§ Entries:

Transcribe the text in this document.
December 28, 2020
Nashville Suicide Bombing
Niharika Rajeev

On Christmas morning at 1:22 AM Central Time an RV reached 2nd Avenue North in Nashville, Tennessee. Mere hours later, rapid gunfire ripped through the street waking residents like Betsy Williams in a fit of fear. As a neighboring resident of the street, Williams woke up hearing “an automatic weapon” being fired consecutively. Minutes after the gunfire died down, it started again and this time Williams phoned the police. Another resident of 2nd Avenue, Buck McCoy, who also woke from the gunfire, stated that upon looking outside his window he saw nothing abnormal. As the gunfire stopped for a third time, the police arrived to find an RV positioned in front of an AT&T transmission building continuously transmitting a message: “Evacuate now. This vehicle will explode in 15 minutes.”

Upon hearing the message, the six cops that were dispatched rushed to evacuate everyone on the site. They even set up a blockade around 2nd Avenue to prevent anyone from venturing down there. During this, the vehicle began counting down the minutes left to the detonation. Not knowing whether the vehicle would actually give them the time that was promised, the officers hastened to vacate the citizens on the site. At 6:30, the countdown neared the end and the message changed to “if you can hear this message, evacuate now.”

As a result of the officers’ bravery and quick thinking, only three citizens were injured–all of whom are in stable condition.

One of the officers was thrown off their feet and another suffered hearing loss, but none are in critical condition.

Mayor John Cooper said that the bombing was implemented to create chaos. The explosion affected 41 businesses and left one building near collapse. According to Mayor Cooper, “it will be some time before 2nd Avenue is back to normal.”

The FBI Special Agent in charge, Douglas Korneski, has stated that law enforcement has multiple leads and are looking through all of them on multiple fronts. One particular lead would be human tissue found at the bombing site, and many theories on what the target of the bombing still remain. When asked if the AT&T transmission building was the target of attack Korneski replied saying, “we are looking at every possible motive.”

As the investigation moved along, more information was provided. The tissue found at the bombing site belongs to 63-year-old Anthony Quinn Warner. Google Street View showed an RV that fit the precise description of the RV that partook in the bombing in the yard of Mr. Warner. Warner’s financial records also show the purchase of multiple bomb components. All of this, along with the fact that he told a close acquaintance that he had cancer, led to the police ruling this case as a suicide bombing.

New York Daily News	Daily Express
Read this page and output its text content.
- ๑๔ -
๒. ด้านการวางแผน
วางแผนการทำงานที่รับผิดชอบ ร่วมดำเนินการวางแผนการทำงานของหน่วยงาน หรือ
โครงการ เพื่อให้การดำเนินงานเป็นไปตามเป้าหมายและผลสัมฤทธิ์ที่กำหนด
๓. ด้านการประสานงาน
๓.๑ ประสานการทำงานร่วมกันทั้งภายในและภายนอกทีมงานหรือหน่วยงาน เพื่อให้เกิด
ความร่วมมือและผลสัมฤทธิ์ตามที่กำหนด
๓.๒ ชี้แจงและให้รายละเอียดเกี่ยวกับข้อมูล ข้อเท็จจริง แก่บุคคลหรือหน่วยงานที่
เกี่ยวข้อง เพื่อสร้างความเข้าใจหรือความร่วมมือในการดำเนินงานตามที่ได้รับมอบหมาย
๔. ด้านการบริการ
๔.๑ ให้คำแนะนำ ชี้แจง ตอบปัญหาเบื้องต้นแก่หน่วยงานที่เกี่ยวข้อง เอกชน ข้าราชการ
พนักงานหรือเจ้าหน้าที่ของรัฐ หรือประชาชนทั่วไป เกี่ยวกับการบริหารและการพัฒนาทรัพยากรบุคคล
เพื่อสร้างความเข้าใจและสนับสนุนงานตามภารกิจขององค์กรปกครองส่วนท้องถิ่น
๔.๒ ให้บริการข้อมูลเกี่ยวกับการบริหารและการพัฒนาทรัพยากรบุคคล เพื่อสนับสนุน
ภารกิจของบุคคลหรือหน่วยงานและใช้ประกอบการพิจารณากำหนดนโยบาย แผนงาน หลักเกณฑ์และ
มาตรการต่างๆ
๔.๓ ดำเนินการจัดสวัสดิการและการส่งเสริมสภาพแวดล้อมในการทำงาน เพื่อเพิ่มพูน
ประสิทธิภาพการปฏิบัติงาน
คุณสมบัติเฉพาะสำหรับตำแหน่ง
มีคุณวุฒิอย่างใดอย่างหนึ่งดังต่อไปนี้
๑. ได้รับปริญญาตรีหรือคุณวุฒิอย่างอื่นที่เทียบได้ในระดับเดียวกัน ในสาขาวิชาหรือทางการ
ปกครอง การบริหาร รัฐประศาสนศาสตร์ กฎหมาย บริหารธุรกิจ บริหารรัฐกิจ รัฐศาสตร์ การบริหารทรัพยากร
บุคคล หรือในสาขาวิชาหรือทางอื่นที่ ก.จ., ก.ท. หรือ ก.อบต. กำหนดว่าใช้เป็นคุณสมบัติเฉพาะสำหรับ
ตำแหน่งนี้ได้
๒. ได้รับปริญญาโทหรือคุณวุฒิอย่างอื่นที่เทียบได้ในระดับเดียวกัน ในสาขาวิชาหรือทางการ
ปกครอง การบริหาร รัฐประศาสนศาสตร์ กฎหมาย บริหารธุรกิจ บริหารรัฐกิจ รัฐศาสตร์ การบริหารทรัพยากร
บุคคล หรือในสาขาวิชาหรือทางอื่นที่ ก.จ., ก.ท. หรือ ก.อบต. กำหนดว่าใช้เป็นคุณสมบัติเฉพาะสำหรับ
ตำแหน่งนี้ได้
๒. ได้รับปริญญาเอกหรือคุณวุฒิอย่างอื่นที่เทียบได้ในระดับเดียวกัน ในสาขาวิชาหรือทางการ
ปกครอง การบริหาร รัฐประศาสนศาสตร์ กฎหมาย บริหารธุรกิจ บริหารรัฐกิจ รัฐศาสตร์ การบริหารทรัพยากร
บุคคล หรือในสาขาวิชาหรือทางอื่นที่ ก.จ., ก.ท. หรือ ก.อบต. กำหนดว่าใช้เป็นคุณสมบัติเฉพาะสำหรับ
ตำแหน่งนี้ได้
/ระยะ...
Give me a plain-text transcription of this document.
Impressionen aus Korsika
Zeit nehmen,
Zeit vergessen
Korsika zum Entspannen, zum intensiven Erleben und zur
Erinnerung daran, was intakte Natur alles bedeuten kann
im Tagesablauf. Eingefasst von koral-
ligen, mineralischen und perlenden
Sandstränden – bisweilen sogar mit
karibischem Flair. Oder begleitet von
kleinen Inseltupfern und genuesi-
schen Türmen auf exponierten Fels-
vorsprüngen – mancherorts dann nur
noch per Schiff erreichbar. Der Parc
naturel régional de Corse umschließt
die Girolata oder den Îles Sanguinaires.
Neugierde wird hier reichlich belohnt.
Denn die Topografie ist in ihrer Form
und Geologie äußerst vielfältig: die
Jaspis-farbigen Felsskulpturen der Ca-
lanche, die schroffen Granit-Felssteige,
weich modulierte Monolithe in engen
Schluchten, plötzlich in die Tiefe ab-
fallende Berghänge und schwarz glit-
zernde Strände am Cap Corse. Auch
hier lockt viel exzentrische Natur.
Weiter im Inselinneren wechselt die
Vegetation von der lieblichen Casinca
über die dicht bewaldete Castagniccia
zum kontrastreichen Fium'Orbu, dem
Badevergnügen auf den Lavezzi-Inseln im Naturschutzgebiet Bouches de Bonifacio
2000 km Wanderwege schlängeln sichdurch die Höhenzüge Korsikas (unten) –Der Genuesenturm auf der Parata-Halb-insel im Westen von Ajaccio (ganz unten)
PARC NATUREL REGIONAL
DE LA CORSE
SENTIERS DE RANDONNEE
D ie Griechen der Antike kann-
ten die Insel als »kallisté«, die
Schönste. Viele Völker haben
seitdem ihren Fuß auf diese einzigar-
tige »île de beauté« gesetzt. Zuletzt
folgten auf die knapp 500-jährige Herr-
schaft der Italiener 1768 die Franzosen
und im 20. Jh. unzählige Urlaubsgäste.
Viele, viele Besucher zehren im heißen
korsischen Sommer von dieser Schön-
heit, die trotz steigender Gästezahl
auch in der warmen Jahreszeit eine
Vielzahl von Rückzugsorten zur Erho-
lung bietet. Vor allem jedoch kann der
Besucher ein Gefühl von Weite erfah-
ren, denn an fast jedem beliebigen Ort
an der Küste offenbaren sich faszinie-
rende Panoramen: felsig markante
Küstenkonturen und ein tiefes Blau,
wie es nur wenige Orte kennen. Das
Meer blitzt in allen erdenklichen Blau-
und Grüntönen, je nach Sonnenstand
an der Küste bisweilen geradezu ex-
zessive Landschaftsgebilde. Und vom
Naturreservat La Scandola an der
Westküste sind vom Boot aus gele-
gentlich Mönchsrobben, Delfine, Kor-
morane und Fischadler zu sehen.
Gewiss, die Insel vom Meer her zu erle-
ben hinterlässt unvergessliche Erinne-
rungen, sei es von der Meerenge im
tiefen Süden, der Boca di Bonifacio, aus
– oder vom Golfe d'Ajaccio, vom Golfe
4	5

§ Problem description: Identify each line holding the string "หารและการพ", and copy it out.

§ Exercise solution:
พนักงานหรือเจ้าหน้าที่ของรัฐ หรือประชาชนทั่วไป เกี่ยวกับการบริหารและการพัฒนาทรัพยากรบุคคล
๔.๒ ให้บริการข้อมูลเกี่ยวกับการบริหารและการพัฒนาทรัพยากรบุคคล เพื่อสนับสนุน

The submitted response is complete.